● **Exercise objective**: List all lines in the material below that contain "image".

● **Records for this task**:

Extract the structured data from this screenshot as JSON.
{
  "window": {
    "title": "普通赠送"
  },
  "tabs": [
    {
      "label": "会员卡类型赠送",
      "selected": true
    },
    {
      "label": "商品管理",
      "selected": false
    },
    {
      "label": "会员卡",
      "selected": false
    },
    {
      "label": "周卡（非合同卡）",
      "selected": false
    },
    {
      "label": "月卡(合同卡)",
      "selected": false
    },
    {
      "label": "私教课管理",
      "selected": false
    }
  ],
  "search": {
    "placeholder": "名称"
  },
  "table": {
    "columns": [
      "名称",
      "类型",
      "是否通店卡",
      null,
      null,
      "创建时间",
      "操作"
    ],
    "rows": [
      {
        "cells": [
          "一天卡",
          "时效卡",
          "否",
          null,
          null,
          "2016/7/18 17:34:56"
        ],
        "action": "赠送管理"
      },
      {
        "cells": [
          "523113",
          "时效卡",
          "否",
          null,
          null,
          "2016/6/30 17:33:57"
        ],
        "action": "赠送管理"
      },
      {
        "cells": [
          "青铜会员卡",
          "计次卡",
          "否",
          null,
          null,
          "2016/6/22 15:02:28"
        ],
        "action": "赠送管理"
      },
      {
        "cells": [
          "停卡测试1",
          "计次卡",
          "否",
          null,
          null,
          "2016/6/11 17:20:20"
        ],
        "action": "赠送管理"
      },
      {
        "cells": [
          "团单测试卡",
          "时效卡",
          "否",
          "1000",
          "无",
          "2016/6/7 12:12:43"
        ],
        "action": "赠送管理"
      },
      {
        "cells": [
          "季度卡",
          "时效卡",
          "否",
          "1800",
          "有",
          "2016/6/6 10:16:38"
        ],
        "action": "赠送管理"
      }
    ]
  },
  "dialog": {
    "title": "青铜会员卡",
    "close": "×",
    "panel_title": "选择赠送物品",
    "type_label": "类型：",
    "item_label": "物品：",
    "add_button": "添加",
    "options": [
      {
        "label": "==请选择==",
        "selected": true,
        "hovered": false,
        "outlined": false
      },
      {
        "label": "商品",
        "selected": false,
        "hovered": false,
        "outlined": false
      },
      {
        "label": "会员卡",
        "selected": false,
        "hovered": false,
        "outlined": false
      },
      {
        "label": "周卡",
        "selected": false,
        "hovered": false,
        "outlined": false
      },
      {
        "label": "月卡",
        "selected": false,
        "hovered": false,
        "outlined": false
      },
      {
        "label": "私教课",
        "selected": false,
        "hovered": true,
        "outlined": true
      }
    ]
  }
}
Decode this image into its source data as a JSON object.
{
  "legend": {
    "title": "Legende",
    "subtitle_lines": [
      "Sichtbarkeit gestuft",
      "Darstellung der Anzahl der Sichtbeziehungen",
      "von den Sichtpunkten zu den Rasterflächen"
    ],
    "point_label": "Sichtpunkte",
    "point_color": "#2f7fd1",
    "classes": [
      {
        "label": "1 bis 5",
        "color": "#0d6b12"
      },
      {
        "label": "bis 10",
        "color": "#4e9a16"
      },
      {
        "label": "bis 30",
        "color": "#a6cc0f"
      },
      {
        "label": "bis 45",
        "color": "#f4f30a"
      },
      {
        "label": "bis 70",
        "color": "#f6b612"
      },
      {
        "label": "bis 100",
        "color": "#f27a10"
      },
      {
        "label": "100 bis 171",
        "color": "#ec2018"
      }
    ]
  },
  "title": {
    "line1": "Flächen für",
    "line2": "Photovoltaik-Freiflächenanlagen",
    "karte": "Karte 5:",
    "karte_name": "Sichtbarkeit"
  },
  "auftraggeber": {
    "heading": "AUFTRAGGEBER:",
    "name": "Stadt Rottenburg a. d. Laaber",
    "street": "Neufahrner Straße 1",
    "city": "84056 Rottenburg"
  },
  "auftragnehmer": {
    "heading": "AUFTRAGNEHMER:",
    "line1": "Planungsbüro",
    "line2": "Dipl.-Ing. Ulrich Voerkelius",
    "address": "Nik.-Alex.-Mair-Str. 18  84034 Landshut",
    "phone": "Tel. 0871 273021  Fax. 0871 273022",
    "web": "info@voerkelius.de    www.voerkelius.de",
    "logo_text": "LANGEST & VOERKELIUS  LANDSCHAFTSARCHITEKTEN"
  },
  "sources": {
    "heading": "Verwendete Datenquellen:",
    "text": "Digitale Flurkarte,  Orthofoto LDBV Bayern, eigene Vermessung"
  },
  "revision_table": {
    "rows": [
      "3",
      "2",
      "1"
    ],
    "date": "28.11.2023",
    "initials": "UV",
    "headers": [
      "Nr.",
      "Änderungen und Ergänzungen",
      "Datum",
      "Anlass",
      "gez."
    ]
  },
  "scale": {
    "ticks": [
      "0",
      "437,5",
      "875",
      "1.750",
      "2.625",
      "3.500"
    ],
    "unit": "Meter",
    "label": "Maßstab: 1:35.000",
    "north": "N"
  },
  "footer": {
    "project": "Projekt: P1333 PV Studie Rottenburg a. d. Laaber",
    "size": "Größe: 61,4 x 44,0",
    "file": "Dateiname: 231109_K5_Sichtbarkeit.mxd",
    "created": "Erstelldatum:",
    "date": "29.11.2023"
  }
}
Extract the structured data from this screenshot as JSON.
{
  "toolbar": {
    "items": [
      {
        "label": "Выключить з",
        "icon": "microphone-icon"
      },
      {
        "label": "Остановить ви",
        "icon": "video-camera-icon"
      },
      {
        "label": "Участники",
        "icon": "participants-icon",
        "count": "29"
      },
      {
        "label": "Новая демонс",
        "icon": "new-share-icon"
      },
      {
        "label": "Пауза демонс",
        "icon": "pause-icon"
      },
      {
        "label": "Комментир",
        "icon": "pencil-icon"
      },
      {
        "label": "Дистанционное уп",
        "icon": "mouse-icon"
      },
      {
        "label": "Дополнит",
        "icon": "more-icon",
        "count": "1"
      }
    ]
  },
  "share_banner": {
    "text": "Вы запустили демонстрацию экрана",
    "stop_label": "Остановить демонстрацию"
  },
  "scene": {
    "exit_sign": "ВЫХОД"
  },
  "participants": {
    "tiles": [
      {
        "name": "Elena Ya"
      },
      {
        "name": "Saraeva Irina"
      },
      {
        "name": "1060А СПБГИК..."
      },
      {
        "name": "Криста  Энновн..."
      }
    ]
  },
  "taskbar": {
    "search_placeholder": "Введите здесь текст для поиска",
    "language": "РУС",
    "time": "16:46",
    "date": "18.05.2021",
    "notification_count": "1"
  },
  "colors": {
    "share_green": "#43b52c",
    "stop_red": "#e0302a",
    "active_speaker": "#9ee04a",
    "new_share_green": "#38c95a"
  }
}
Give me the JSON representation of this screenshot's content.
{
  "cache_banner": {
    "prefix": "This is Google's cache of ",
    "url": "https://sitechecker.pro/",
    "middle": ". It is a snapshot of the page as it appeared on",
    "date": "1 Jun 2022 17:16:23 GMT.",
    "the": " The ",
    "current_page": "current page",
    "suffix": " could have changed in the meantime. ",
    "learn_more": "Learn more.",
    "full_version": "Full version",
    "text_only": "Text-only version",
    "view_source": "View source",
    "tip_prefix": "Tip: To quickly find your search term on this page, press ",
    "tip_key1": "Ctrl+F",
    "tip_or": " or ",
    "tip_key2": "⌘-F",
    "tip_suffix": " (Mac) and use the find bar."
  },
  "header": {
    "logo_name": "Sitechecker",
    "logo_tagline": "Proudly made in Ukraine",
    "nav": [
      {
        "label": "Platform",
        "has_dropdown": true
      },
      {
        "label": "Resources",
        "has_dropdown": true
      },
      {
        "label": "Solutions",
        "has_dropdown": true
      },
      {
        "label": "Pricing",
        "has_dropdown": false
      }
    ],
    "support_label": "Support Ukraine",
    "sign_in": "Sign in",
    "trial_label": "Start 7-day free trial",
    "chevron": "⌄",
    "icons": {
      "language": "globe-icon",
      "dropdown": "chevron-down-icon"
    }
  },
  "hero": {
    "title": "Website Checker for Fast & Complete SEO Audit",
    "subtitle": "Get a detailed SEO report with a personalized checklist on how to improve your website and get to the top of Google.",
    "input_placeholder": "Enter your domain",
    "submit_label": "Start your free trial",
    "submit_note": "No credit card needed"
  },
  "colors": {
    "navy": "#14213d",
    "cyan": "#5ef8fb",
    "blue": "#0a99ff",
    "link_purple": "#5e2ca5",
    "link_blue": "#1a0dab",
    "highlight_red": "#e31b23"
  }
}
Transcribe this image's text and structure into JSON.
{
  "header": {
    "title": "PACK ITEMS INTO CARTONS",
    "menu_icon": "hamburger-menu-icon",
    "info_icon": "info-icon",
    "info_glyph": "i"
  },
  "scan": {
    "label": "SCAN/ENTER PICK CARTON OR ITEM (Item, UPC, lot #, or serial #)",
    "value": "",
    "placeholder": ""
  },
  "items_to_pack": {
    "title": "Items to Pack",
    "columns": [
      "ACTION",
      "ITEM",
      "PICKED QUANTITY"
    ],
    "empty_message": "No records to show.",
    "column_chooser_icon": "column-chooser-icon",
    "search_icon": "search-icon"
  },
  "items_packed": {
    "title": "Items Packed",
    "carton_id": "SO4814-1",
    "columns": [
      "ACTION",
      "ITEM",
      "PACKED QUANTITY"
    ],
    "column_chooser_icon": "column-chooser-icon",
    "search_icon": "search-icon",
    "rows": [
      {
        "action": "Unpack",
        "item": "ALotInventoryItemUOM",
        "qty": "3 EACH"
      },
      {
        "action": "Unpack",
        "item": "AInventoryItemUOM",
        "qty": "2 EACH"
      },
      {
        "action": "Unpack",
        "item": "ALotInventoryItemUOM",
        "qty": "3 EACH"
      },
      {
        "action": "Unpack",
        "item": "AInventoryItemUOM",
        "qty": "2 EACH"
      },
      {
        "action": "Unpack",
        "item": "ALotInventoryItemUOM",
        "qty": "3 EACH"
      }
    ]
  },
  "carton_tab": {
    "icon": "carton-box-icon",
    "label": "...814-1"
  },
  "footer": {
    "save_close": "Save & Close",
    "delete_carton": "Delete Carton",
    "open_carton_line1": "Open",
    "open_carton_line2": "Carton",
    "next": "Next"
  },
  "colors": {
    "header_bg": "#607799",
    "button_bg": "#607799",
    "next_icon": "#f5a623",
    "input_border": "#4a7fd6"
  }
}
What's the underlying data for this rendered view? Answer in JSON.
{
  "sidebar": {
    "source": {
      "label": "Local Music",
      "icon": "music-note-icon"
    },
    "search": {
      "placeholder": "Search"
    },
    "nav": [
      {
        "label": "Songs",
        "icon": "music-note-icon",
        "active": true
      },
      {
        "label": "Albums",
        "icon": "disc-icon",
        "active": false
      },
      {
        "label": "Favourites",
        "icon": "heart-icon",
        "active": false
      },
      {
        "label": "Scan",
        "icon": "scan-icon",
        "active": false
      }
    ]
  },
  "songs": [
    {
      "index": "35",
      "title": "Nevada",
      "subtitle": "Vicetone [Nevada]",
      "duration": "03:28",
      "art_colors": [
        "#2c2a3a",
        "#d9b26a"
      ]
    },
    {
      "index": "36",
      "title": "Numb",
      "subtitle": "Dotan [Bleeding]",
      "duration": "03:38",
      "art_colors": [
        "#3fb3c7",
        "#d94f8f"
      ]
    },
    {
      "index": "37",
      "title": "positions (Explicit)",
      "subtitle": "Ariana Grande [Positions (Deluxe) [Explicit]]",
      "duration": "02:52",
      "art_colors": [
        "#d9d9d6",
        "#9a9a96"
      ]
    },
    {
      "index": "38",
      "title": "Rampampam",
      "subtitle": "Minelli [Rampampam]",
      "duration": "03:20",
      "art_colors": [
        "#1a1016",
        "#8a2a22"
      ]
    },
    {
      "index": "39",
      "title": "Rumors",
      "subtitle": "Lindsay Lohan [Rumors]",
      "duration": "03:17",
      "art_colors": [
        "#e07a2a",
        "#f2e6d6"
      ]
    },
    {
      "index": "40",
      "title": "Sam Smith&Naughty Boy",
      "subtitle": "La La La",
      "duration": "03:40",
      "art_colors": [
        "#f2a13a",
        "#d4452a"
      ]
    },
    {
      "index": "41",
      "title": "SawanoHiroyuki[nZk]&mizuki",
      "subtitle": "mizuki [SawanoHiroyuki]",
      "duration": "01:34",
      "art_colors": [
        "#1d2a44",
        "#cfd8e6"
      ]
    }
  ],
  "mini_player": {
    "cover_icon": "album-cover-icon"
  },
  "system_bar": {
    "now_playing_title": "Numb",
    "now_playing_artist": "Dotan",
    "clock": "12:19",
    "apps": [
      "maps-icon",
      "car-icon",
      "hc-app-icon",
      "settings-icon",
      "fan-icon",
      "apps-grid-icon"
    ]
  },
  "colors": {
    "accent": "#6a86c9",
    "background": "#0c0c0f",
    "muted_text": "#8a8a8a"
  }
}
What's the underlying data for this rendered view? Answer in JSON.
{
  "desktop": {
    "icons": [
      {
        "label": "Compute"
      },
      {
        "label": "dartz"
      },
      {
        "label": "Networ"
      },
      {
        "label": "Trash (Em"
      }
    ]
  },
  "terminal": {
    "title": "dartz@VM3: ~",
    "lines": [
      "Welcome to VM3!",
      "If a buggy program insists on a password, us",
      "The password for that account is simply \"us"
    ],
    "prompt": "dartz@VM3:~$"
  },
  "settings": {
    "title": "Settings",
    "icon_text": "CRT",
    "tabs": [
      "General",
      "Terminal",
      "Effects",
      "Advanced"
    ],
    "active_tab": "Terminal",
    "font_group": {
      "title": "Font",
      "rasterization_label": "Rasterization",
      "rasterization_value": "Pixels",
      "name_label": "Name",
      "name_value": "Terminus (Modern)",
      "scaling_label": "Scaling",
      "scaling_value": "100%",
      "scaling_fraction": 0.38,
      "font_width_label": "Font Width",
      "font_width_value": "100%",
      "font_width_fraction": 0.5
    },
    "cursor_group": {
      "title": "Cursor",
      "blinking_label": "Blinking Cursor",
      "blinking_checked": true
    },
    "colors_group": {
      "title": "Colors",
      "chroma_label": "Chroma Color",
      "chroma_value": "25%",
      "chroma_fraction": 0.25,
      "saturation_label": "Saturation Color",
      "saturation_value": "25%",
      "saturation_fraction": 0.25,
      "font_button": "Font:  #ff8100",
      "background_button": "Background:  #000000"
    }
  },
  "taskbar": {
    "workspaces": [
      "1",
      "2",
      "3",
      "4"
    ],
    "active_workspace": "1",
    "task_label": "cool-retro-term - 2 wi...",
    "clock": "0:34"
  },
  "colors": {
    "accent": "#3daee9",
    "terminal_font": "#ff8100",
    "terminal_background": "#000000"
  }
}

● **Full output**:
Decode this image into its source data as a JSON object.
Transcribe this image's text and structure into JSON.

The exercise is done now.